*Activities*:
1: In the forum thread on raster cell data types, condense the reply that begins "I think it's leading you to say 'byte'" into a short bulleted list that keeps its main facts.
2: According to the forum thread on raster cell data types, how many integer values can be stored in one byte of data?
3: Resume the forum thread on raster cell data types after its last sentence, writing in the same manner.

##### Selected text #####

Select to view content in your preferred language

Question regarding celll data type (for university exam)

363
3
02-27-2023 03:29 AM
DanielMortensen
New Contributor

Im having some trouble of how to calculate the following question, and would appreciate any help on how to calculate it

A raster layer is 1 Mb big and consists of 1000 columns and 1000 rows of 30 m
spatial cell resolution. What data type is the cell values stored in and describe which
values that can be stored with this data type 

Tags (1)
0 Kudos
3 Replies
DavidPike
MVP Frequent Contributor

I think it's leading you to say 'byte' from the filesize (i.e. 1 million cells of 1 byte each).  Integer values 0 to 255 unsigned or -128 to 127 signed. 

JohannesLindner
MVP Frequent Contributor

1 Mb / 1000 rows / 1000 columns = 0.000001 Mb / Cell

0.000001 Mb = 1 Byte

In 1 Byte (8 bit) of data you can store one of 256 (2^8) integer values (0 ... 255 or -128 ... 127).

##### Information #####

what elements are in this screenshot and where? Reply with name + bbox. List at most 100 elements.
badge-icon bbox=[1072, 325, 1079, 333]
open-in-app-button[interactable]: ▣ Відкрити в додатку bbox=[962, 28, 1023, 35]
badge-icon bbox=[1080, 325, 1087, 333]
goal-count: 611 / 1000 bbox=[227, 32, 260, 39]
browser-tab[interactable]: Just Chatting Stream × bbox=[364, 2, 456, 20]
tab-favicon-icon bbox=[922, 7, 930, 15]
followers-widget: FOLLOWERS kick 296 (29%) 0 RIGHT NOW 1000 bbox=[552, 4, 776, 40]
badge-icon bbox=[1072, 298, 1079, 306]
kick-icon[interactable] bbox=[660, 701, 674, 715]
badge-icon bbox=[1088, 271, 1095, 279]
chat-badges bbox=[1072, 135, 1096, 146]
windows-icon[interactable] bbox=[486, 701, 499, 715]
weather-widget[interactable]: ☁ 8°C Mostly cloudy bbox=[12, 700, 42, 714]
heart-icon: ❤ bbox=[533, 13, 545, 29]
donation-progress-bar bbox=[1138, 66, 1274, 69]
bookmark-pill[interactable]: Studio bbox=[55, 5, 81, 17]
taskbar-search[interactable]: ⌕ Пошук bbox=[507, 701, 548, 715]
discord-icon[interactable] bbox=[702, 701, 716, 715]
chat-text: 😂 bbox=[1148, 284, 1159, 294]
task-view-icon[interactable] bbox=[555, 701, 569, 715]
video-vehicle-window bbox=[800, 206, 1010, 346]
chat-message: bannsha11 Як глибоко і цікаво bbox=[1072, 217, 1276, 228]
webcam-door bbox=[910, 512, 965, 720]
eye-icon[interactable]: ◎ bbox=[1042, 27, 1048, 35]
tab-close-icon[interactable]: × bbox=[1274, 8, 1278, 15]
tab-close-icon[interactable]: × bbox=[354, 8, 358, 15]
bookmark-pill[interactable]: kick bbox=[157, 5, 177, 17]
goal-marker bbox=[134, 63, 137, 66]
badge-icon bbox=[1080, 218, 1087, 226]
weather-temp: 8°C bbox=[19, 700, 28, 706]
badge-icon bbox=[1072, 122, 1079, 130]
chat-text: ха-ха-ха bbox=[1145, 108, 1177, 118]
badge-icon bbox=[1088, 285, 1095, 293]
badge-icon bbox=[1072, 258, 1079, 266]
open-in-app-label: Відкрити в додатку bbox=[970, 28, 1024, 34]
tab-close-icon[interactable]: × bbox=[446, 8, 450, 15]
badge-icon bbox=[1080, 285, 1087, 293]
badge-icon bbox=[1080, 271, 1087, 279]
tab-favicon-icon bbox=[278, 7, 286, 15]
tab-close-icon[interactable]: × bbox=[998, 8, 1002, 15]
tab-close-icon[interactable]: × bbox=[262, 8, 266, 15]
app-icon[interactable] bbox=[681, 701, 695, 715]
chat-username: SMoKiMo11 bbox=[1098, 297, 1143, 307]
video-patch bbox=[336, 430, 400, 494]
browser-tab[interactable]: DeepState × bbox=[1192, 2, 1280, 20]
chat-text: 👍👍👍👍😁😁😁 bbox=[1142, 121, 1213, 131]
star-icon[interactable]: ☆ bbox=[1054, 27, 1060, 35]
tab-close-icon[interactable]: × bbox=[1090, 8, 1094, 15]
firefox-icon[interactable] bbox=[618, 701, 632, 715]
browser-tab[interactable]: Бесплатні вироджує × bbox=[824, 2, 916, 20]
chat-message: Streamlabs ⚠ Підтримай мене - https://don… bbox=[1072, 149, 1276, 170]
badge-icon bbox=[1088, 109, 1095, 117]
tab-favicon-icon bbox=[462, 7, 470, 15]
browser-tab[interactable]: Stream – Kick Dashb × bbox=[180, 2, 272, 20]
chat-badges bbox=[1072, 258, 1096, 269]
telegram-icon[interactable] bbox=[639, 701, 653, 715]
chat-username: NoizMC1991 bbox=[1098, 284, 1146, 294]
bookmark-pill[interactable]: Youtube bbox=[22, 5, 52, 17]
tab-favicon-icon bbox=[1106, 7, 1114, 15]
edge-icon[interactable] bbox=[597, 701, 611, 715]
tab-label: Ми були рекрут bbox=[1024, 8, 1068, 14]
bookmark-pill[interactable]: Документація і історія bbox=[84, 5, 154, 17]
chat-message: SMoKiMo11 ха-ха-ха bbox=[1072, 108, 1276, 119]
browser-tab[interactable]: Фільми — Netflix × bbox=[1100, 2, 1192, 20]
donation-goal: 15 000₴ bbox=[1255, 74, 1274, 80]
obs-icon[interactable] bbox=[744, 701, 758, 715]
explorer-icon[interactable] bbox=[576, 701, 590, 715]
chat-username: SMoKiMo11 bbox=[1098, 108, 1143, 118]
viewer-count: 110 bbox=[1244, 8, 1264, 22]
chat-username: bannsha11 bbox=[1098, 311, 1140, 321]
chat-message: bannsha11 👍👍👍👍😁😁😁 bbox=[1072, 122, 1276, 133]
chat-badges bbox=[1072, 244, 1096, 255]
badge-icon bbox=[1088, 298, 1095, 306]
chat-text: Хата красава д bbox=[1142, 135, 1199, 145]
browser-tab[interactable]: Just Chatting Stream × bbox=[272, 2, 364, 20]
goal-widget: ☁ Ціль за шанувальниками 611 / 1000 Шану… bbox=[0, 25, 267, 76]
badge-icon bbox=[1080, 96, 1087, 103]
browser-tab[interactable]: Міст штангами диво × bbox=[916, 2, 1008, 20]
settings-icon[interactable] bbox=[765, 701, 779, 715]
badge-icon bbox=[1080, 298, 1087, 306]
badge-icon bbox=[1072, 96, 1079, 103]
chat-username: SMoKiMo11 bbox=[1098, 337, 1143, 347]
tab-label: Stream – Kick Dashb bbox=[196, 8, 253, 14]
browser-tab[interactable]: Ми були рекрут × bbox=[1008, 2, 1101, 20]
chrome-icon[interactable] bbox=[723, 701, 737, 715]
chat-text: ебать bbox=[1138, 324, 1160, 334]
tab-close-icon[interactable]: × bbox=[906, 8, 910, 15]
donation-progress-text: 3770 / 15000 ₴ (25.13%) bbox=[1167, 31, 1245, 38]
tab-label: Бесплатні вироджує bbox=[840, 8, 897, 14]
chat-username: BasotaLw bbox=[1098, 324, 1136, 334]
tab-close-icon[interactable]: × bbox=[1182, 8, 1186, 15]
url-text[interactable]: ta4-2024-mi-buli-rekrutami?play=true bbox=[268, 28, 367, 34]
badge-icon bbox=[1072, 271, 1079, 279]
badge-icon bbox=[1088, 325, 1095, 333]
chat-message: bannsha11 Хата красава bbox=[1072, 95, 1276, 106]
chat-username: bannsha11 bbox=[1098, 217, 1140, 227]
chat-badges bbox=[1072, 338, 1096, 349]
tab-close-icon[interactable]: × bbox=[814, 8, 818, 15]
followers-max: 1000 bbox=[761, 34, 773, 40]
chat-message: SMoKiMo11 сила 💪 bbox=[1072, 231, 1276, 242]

#####

*Task-by-task results*:
1:
- The question points to the "byte" data type, based on the file size.
- 1 million cells at 1 byte each makes the 1 Mb layer.
- Unsigned, a byte holds integer values from 0 to 255.
- Signed, a byte holds integer values from -128 to 127.

2: 256 integer values (2^8), ranging from 0 to 255 or from -128 to 127.

3:
Of course, that's the size for the pure raster cell values. In a "real" raster format (say ESRI's ASCII raster format), you would have separators between the values in one row (space), separators between the rows (linebreak), and header data (cell size, start coordinates), so the raster size would be somewhat above 1 Mb.


Have a great day!
Johannes
0 Kudos
JohnWatt
Occasional Contributor

Yip, a million bytes, one byte (8 bits) per cell, irrespective of how geographically big that cell is - so not much room there.  Only 255 unique values can be stored. So maybe an index for a lookup classification, or maybe a greyscale image like a hillshade.  Or a single band from an RGB(I+) photographic image. Not a DEM - you'd typically want to store floating-point numbers at least, which take more than one byte.